--- START OF Record extracts ---

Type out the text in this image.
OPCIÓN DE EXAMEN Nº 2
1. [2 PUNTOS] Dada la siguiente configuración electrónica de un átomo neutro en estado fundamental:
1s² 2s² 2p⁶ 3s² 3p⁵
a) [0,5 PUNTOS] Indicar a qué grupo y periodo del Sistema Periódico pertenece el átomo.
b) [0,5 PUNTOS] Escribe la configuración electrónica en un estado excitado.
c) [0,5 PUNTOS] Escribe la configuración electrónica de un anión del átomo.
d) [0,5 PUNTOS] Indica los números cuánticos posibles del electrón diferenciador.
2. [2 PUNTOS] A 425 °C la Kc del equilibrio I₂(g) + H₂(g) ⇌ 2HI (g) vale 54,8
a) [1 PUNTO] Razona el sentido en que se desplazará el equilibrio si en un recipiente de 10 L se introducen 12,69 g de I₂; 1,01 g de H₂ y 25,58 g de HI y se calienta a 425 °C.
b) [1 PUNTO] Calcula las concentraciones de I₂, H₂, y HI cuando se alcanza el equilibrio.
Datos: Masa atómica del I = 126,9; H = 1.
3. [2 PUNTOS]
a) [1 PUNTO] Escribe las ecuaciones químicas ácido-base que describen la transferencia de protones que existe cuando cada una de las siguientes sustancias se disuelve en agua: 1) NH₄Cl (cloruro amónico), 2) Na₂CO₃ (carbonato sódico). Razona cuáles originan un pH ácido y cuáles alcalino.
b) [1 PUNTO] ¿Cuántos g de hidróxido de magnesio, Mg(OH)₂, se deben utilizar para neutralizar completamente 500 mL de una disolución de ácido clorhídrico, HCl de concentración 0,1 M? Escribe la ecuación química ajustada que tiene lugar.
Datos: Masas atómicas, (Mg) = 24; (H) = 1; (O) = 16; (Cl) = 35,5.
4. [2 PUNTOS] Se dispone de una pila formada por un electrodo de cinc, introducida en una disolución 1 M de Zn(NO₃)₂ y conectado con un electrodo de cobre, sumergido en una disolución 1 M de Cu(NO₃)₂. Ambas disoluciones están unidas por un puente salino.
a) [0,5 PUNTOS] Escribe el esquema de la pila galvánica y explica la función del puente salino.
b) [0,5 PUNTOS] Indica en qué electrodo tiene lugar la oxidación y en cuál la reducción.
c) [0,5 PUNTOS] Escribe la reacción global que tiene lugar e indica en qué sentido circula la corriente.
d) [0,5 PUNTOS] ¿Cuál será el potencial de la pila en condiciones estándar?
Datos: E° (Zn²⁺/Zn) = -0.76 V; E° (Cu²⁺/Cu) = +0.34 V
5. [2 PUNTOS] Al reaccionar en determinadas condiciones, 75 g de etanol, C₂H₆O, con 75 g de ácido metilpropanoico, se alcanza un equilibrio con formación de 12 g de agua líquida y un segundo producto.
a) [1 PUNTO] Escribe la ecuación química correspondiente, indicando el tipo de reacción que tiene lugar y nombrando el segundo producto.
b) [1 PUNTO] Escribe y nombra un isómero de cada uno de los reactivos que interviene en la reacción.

--- END OF Record extracts ---

■ Problem to work on ■
In the records above, how many lines hold the string "configuración"? Reply with only the number.

■ The answer ■
3